** start of Input for this task **
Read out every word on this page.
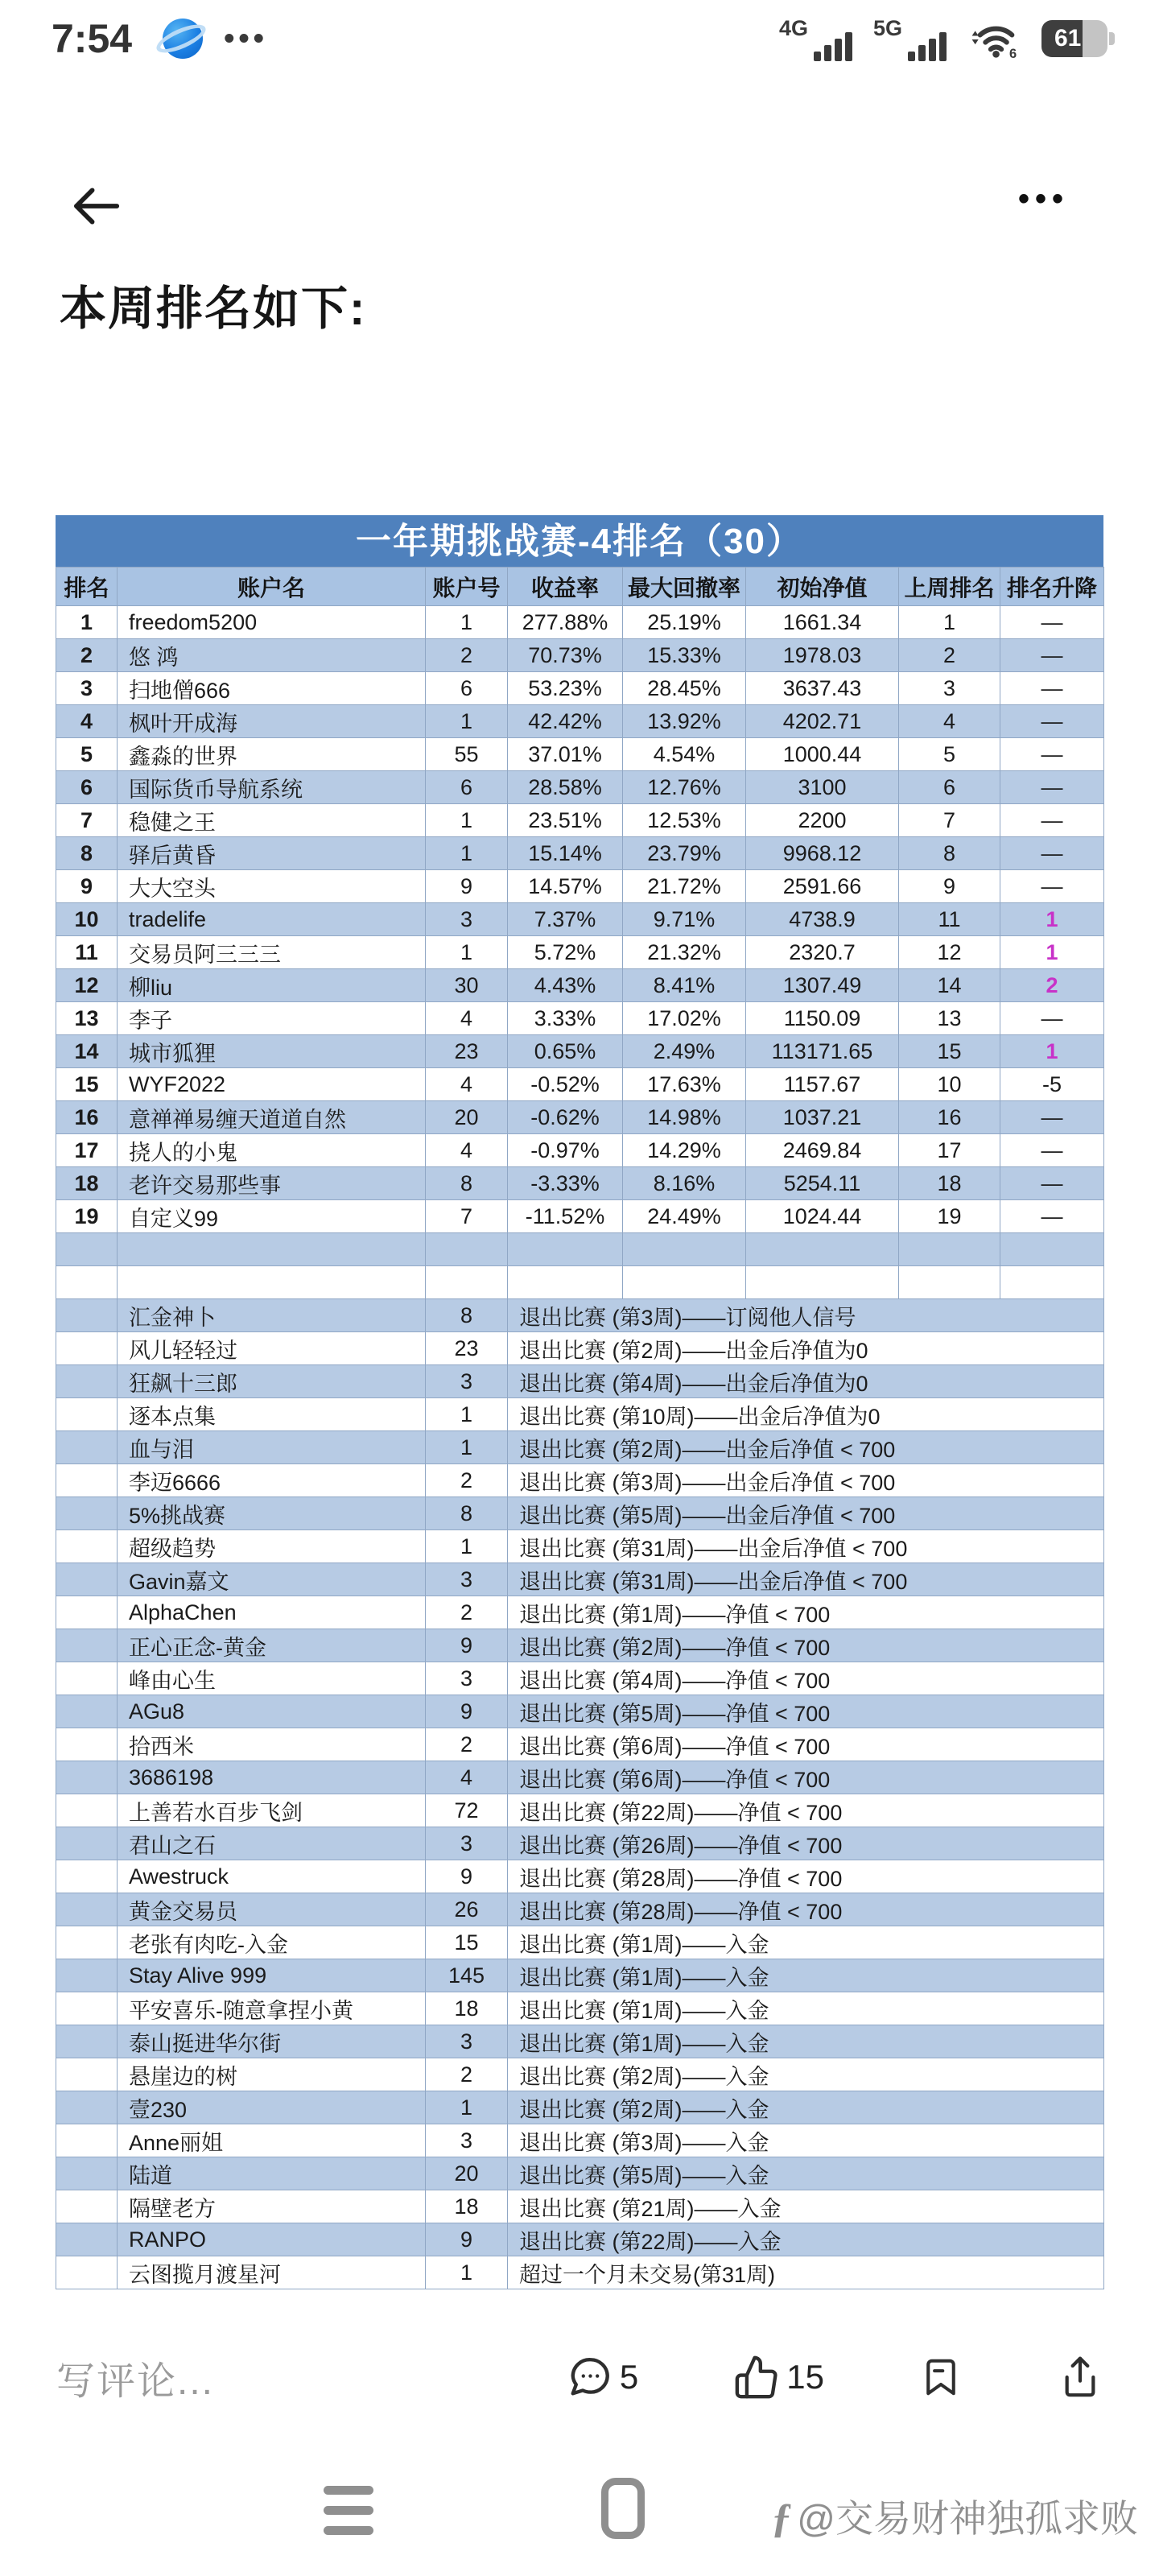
7:54	•••	4G	5G
6
61
•••
本周排名如下:
一年期挑战赛-4排名（30）
排名	账户名	账户号	收益率	最大回撤率	初始净值	上周排名	排名升降
1	freedom5200	1	277.88%	25.19%	1661.34	1	—
2	悠 鸿	2	70.73%	15.33%	1978.03	2	—
3	扫地僧666	6	53.23%	28.45%	3637.43	3	—
4	枫叶开成海	1	42.42%	13.92%	4202.71	4	—
5	鑫淼的世界	55	37.01%	4.54%	1000.44	5	—
6	国际货币导航系统	6	28.58%	12.76%	3100	6	—
7	稳健之王	1	23.51%	12.53%	2200	7	—
8	驿后黄昏	1	15.14%	23.79%	9968.12	8	—
9	大大空头	9	14.57%	21.72%	2591.66	9	—
10	tradelife	3	7.37%	9.71%	4738.9	11	1
11	交易员阿三三三	1	5.72%	21.32%	2320.7	12	1
12	柳liu	30	4.43%	8.41%	1307.49	14	2
13	李子	4	3.33%	17.02%	1150.09	13	—
14	城市狐狸	23	0.65%	2.49%	113171.65	15	1
15	WYF2022	4	-0.52%	17.63%	1157.67	10	-5
16	意禅禅易缠天道道自然	20	-0.62%	14.98%	1037.21	16	—
17	挠人的小鬼	4	-0.97%	14.29%	2469.84	17	—
18	老许交易那些事	8	-3.33%	8.16%	5254.11	18	—
19	自定义99	7	-11.52%	24.49%	1024.44	19	—

	汇金神卜	8	退出比赛 (第3周)——订阅他人信号				
	风儿轻轻过	23	退出比赛 (第2周)——出金后净值为0				
	狂飙十三郎	3	退出比赛 (第4周)——出金后净值为0				
	逐本点集	1	退出比赛 (第10周)——出金后净值为0				
	血与泪	1	退出比赛 (第2周)——出金后净值 < 700				
	李迈6666	2	退出比赛 (第3周)——出金后净值 < 700				
	5%挑战赛	8	退出比赛 (第5周)——出金后净值 < 700				
	超级趋势	1	退出比赛 (第31周)——出金后净值 < 700				
	Gavin嘉文	3	退出比赛 (第31周)——出金后净值 < 700				
	AlphaChen	2	退出比赛 (第1周)——净值 < 700				
	正心正念-黄金	9	退出比赛 (第2周)——净值 < 700				
	峰由心生	3	退出比赛 (第4周)——净值 < 700				
	AGu8	9	退出比赛 (第5周)——净值 < 700				
	拾西米	2	退出比赛 (第6周)——净值 < 700				
	3686198	4	退出比赛 (第6周)——净值 < 700				
	上善若水百步飞剑	72	退出比赛 (第22周)——净值 < 700				
	君山之石	3	退出比赛 (第26周)——净值 < 700				
	Awestruck	9	退出比赛 (第28周)——净值 < 700				
	黄金交易员	26	退出比赛 (第28周)——净值 < 700				
	老张有肉吃-入金	15	退出比赛 (第1周)——入金				
	Stay Alive 999	145	退出比赛 (第1周)——入金				
	平安喜乐-随意拿捏小黄	18	退出比赛 (第1周)——入金				
	泰山挺进华尔街	3	退出比赛 (第1周)——入金				
	悬崖边的树	2	退出比赛 (第2周)——入金				
	壹230	1	退出比赛 (第2周)——入金				
	Anne丽姐	3	退出比赛 (第3周)——入金				
	陆道	20	退出比赛 (第5周)——入金				
	隔壁老方	18	退出比赛 (第21周)——入金				
	RANPO	9	退出比赛 (第22周)——入金				
	云图揽月渡星河	1	超过一个月未交易(第31周)				
写评论...	5	15
ƒ @交易财神独孤求败
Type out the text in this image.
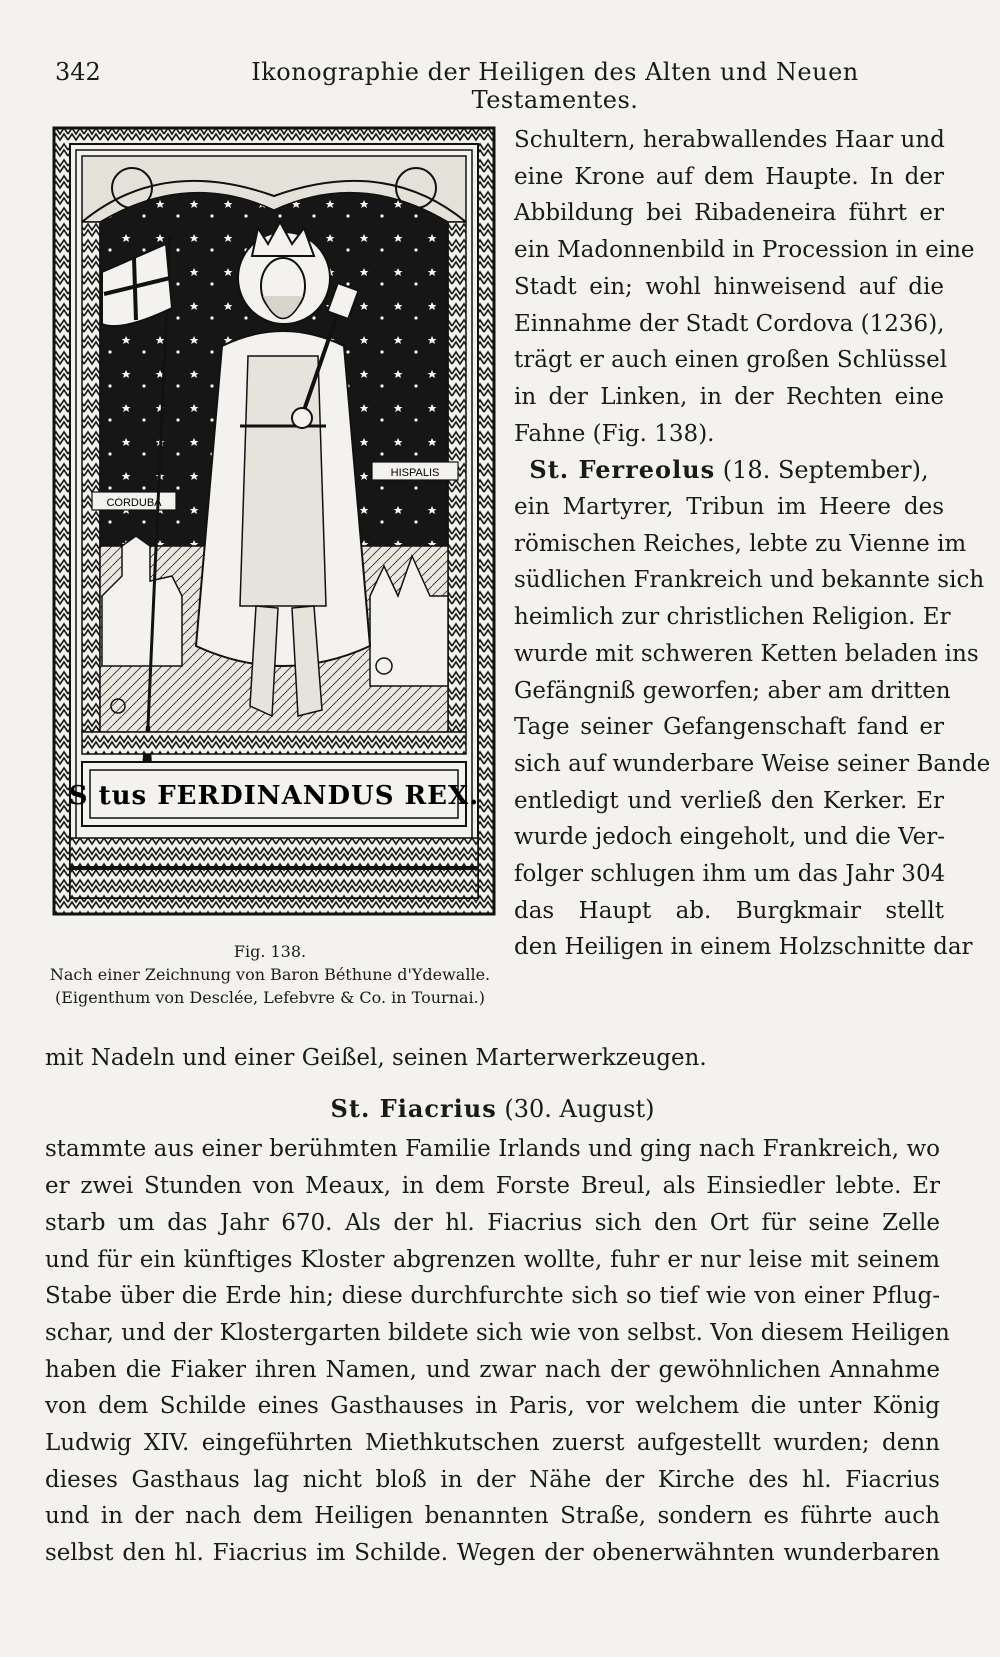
342	Ikonographie der Heiligen des Alten und Neuen Testamentes.
CORDUBA
HISPALIS
S tus FERDINANDUS REX.
Fig. 138.
Nach einer Zeichnung von Baron Béthune d'Ydewalle.
(Eigenthum von Desclée, Lefebvre & Co. in Tournai.)
Schultern, herabwallendes Haar und
eine Krone auf dem Haupte. In der
Abbildung bei Ribadeneira führt er
ein Madonnenbild in Procession in eine
Stadt ein; wohl hinweisend auf die
Einnahme der Stadt Cordova (1236),
trägt er auch einen großen Schlüssel
in der Linken, in der Rechten eine
Fahne (Fig. 138).
St. Ferreolus (18. September),
ein Martyrer, Tribun im Heere des
römischen Reiches, lebte zu Vienne im
südlichen Frankreich und bekannte sich
heimlich zur christlichen Religion. Er
wurde mit schweren Ketten beladen ins
Gefängniß geworfen; aber am dritten
Tage seiner Gefangenschaft fand er
sich auf wunderbare Weise seiner Bande
entledigt und verließ den Kerker. Er
wurde jedoch eingeholt, und die Ver-
folger schlugen ihm um das Jahr 304
das Haupt ab. Burgkmair stellt
den Heiligen in einem Holzschnitte dar
mit Nadeln und einer Geißel, seinen Marterwerkzeugen.
St. Fiacrius (30. August)
stammte aus einer berühmten Familie Irlands und ging nach Frankreich, wo
er zwei Stunden von Meaux, in dem Forste Breul, als Einsiedler lebte. Er
starb um das Jahr 670. Als der hl. Fiacrius sich den Ort für seine Zelle
und für ein künftiges Kloster abgrenzen wollte, fuhr er nur leise mit seinem
Stabe über die Erde hin; diese durchfurchte sich so tief wie von einer Pflug-
schar, und der Klostergarten bildete sich wie von selbst. Von diesem Heiligen
haben die Fiaker ihren Namen, und zwar nach der gewöhnlichen Annahme
von dem Schilde eines Gasthauses in Paris, vor welchem die unter König
Ludwig XIV. eingeführten Miethkutschen zuerst aufgestellt wurden; denn
dieses Gasthaus lag nicht bloß in der Nähe der Kirche des hl. Fiacrius
und in der nach dem Heiligen benannten Straße, sondern es führte auch
selbst den hl. Fiacrius im Schilde. Wegen der obenerwähnten wunderbaren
** end of Input for this task **
Task objective:
Examine the records and pull out every line where the string "Heiligen" occurs.

Output of the exercise:
342	Ikonographie der Heiligen des Alten und Neuen Testamentes.
den Heiligen in einem Holzschnitte dar
schar, und der Klostergarten bildete sich wie von selbst. Von diesem Heiligen
und in der nach dem Heiligen benannten Straße, sondern es führte auch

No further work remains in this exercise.